Text under study →
Free EMR by Medicare?

I’ve been working with John Deutsch of EMR Experts, Inc. and I invited him to be a guest blogger on my blog. Here’s an article John sent me about the Free Vista EMR offered by the government. While I think the news about Vista being free came out about 2.5 years ago, the information about adopting it is still VERY relevant. Probably because the EMR adoption level is so low.

Enjoy John’s take on the government’s “Free EMR.”

Is anything ever free these days? Maybe so.

Instigated by the incredibly slow adoption of Electronic Medical Records (EMR) by doctors across the nation, Medicare is announcing it will begin offering doctors free electronic medical record software solutions.

Both upfront and ongoing costs have been critical factors in the lagging EMR adoption rate. Medicare hopes that by providing doctors with a free or very low-cost system, doctors will readily adopt EMR putting healthcare providers in America on a common system, thereby, providing Medicare and the general public with obvious, health, reporting and billing benefits.

The proposed system is VistA, (Veterans Health Information Systems and Technology Architecture) the widely popular system built by the Veterans Administration.

The adoption of VistA has resulted in the VA achieving a pharmacy prescription accuracy rate of 99.997%. Due to the implementation of VistA, the VA also outperforms most public sector hospitals on a variety of criteria.
The VistA system is public domain software, available through the Freedom of Information Act directly from the VA website or through a network of distributors.

Installed in over 1300 inpatient and outpatient facilities, the system is well-established and quite successful by EMR standards.

But can a system designed for a large organization like the VA also work for a solo practitioner family practice office?

Provided records →
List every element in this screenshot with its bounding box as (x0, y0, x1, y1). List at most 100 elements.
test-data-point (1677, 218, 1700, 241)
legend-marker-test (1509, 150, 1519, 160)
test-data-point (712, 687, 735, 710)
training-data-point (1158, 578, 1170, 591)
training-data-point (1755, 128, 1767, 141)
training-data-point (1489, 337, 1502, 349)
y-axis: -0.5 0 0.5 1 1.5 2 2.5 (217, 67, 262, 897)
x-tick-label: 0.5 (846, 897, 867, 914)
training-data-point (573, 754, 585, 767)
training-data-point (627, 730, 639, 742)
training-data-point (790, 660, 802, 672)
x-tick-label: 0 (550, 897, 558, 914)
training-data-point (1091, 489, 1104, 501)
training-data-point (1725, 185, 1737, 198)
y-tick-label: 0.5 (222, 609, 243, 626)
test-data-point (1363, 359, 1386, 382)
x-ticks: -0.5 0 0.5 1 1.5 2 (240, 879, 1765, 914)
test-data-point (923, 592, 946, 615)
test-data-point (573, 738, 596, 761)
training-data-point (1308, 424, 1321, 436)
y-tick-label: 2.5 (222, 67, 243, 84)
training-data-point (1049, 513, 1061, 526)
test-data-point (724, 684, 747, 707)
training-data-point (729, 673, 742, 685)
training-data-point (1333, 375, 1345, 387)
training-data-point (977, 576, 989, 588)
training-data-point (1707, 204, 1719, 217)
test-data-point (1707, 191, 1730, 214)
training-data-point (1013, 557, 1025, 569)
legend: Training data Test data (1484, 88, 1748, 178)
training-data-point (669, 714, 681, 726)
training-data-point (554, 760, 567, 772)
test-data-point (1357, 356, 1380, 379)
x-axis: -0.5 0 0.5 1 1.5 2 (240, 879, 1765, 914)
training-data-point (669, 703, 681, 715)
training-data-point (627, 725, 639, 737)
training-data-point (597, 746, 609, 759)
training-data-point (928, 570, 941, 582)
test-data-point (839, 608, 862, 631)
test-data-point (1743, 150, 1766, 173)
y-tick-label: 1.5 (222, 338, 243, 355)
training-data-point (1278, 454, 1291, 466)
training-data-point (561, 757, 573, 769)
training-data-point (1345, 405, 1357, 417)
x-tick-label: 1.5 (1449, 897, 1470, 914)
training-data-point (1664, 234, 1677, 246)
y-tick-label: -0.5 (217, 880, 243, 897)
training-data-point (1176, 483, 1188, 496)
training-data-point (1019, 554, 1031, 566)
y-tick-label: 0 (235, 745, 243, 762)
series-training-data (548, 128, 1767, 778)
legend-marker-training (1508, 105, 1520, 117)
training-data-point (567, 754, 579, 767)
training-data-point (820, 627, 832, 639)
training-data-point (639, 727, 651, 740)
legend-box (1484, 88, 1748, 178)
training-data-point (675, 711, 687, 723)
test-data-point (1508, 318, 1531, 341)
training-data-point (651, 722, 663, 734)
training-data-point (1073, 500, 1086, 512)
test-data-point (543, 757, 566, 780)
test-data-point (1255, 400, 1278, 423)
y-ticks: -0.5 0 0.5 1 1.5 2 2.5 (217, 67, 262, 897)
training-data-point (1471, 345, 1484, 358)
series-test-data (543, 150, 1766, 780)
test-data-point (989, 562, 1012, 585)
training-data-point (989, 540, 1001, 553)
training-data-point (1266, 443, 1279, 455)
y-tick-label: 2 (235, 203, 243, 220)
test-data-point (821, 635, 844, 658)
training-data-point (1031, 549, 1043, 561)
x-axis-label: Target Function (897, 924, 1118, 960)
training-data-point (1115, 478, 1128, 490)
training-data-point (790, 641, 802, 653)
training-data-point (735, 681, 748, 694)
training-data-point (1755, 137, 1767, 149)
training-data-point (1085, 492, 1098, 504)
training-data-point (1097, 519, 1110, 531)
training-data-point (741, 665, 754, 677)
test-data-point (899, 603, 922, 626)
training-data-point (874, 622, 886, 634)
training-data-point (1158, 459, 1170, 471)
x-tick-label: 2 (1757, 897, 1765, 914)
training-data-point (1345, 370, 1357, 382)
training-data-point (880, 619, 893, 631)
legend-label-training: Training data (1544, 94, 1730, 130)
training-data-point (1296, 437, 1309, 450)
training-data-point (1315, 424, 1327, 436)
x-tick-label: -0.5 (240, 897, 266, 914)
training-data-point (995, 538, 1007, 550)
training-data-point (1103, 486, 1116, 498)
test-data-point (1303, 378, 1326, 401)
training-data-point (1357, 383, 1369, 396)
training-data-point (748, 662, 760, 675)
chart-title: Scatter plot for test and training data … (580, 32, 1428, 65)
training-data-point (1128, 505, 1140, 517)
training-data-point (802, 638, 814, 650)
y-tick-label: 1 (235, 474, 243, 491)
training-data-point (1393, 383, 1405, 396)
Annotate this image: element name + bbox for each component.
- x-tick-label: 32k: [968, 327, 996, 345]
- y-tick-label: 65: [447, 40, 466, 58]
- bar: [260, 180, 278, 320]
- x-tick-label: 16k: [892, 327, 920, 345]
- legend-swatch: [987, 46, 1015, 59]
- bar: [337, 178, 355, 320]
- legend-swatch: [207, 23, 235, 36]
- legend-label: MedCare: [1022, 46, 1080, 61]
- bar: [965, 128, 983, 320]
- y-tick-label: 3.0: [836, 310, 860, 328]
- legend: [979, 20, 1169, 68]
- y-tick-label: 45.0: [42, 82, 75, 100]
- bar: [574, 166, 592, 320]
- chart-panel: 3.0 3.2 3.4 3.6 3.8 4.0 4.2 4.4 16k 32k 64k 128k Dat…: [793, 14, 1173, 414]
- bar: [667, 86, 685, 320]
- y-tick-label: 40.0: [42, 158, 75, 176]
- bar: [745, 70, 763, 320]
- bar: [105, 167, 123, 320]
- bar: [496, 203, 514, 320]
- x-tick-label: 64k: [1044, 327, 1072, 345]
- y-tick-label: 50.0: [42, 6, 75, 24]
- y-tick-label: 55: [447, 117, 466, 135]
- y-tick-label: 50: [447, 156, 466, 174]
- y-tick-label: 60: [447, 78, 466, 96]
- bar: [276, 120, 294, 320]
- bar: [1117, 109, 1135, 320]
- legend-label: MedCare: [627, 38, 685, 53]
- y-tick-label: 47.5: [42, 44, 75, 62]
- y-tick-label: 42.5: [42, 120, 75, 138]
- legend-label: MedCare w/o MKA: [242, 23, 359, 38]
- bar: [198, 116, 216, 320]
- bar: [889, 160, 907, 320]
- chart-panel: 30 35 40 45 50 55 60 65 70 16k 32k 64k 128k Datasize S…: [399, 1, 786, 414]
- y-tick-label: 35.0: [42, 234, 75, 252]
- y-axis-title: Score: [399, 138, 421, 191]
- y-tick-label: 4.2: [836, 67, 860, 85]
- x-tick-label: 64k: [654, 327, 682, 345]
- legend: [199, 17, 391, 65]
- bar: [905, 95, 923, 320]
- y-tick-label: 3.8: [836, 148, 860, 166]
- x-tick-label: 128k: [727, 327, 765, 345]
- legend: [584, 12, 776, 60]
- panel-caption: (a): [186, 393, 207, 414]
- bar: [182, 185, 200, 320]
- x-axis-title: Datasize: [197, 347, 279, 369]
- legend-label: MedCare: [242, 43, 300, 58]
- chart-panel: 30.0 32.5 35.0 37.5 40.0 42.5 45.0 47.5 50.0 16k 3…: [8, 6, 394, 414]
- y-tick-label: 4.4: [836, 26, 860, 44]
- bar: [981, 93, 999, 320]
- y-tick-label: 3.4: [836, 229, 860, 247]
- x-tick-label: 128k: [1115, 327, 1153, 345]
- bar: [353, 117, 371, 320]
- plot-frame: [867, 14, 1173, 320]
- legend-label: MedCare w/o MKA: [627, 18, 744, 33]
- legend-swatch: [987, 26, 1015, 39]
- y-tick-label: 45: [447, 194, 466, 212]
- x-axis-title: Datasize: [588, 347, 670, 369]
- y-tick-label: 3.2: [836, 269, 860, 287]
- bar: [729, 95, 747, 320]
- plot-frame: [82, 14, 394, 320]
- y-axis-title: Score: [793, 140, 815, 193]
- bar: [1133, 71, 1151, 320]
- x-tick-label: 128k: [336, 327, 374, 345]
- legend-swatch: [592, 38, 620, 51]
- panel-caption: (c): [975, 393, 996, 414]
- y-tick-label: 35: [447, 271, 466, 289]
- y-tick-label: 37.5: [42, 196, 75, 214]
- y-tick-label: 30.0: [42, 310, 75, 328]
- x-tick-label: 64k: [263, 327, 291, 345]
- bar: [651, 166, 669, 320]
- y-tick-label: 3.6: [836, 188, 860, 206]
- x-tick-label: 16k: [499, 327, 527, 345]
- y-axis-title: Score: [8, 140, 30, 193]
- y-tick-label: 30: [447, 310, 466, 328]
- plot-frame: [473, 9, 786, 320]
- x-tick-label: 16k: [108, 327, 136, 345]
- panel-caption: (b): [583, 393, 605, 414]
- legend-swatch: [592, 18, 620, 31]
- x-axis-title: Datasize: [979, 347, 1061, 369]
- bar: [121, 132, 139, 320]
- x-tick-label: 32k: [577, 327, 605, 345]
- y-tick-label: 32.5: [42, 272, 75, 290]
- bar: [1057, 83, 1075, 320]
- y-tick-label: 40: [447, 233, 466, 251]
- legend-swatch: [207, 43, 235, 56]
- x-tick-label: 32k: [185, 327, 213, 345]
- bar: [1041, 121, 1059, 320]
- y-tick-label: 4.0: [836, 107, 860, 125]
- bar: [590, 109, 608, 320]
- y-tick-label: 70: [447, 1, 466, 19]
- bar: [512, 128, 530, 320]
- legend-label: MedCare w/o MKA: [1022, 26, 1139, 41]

Exercise brief → Continue the article about Medicare's free VistA EMR from where it stops.

Written response →
A doctor in a New York Time article writes:

“It is one thing to use a system that someone else installed and someone else maintains. It is another to get a set of disks in the mail and do it yourself.”

Those who have tried to install VistA on their own would agree.

“Giving out a version of VistA is a great idea,” said Dr. David Kibbe, director of the Center for Health Information Technology at the American Academy of Family Physicians, a group that has been working on the project. “But at the beginning, there was a lot of wishful thinking. They said, ‘We’ll just release it.’ I said, ‘Where’s the fairy dust?’ ”

The problems with the healthcare sector and its slow adoption of electronic medical records are much deeper than some would like to admit, and viable solutions have been hard to come by.

The healthcare system is extremely fragmented, with thousands upon thousands of practices all practicing differently, using different billing systems, with different levels of computer proficiency, and different workflows.

Building a one-size-fits-all system has failed in the past and will likely continue to fail. The fact that over 300 different vendors currently develop and market EMR software attests to the need for customization.

The need for pre- and post-sale customization is a reality in every practice since every practice operates differently. Even practicing physicians within the exact same specialty do things differently and run their practices differently.

A key challenge for systems with large installation bases is often that the system becomes rigid simply due to the vendor trying to please too many different practices. Customization gets repeatedly delayed or shelved altogether.

Another concern is that when medical records are stored on servers that Medicare can access and control as they please practices may be hesitant to use the system regardless of the benefits to the practices and their patients.

While Medicare’s plan is to offer the software for free, one must ask what free is. Currently, free is software but not training, installation, and ongoing support.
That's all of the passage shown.